# Listed entries
##########

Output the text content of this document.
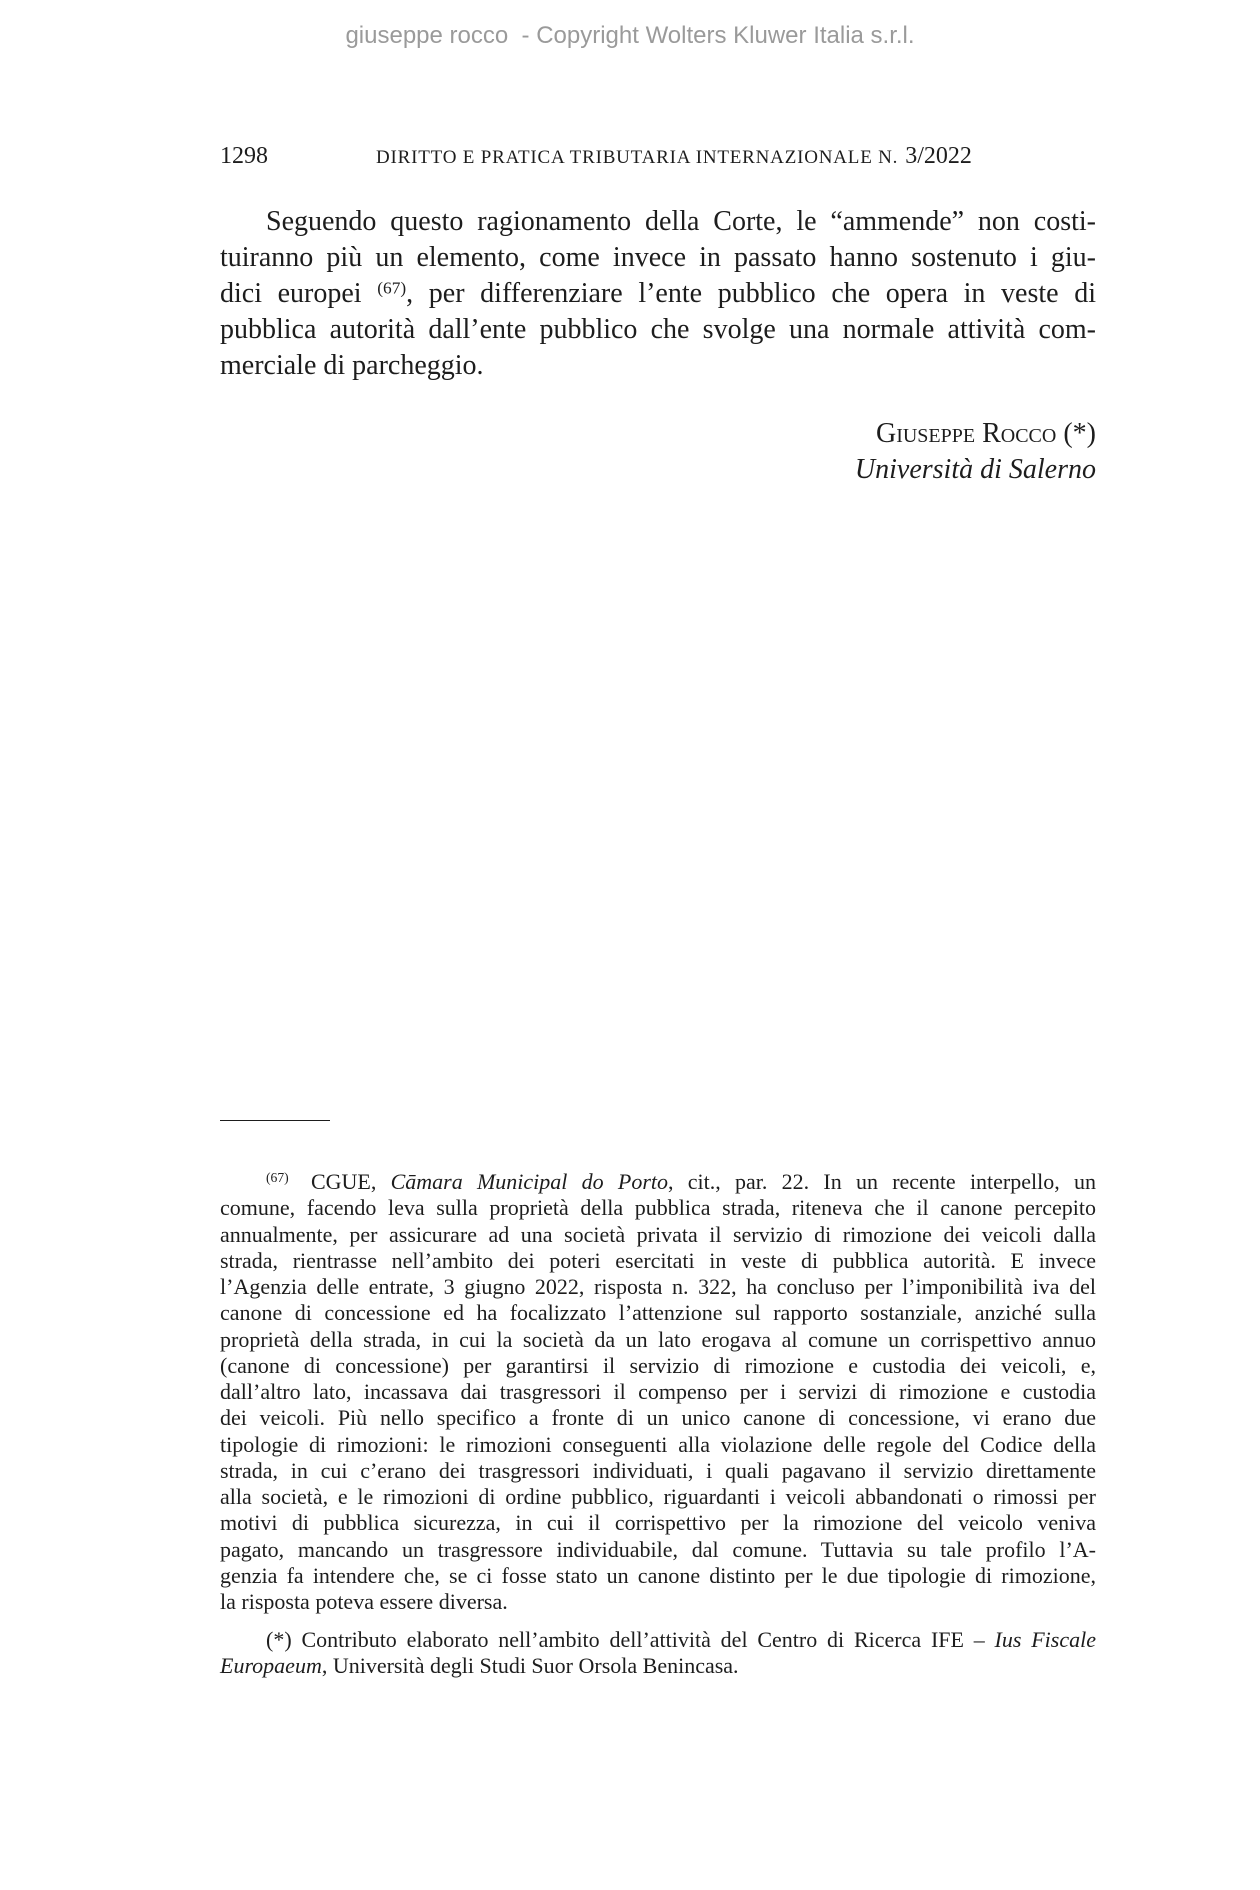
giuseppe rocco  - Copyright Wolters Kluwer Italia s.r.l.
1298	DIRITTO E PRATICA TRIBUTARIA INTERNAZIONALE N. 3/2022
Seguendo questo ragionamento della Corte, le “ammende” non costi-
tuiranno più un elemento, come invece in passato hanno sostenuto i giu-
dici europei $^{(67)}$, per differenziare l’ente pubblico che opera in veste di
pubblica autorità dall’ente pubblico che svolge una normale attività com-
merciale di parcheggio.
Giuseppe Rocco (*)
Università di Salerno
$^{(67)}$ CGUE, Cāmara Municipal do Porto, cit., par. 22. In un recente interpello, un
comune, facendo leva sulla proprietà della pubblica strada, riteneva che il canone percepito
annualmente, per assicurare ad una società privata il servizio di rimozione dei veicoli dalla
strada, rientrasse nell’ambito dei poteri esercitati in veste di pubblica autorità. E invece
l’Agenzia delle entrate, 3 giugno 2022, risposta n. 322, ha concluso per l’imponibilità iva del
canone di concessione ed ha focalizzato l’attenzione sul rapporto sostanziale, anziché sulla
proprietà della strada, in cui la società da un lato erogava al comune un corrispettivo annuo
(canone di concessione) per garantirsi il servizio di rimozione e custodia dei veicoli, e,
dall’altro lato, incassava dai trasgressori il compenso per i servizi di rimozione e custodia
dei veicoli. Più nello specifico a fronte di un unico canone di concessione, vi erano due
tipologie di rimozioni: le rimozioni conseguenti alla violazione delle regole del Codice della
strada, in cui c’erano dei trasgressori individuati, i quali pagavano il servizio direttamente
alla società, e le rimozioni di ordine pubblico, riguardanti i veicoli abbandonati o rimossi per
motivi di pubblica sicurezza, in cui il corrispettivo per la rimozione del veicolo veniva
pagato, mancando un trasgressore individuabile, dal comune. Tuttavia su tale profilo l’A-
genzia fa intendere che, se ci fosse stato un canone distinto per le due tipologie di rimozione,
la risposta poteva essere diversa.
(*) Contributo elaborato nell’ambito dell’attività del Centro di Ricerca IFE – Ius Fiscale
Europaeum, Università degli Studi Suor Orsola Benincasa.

##########

# Stated exercise
Leave the pictures out and write out every entry exactly as given.

# Solved exercise
Output the text content of this document.
giuseppe rocco  - Copyright Wolters Kluwer Italia s.r.l.
1298	DIRITTO E PRATICA TRIBUTARIA INTERNAZIONALE N. 3/2022
Seguendo questo ragionamento della Corte, le “ammende” non costi-
tuiranno più un elemento, come invece in passato hanno sostenuto i giu-
dici europei $^{(67)}$, per differenziare l’ente pubblico che opera in veste di
pubblica autorità dall’ente pubblico che svolge una normale attività com-
merciale di parcheggio.
Giuseppe Rocco (*)
Università di Salerno
$^{(67)}$ CGUE, Cāmara Municipal do Porto, cit., par. 22. In un recente interpello, un
comune, facendo leva sulla proprietà della pubblica strada, riteneva che il canone percepito
annualmente, per assicurare ad una società privata il servizio di rimozione dei veicoli dalla
strada, rientrasse nell’ambito dei poteri esercitati in veste di pubblica autorità. E invece
l’Agenzia delle entrate, 3 giugno 2022, risposta n. 322, ha concluso per l’imponibilità iva del
canone di concessione ed ha focalizzato l’attenzione sul rapporto sostanziale, anziché sulla
proprietà della strada, in cui la società da un lato erogava al comune un corrispettivo annuo
(canone di concessione) per garantirsi il servizio di rimozione e custodia dei veicoli, e,
dall’altro lato, incassava dai trasgressori il compenso per i servizi di rimozione e custodia
dei veicoli. Più nello specifico a fronte di un unico canone di concessione, vi erano due
tipologie di rimozioni: le rimozioni conseguenti alla violazione delle regole del Codice della
strada, in cui c’erano dei trasgressori individuati, i quali pagavano il servizio direttamente
alla società, e le rimozioni di ordine pubblico, riguardanti i veicoli abbandonati o rimossi per
motivi di pubblica sicurezza, in cui il corrispettivo per la rimozione del veicolo veniva
pagato, mancando un trasgressore individuabile, dal comune. Tuttavia su tale profilo l’A-
genzia fa intendere che, se ci fosse stato un canone distinto per le due tipologie di rimozione,
la risposta poteva essere diversa.
(*) Contributo elaborato nell’ambito dell’attività del Centro di Ricerca IFE – Ius Fiscale
Europaeum, Università degli Studi Suor Orsola Benincasa.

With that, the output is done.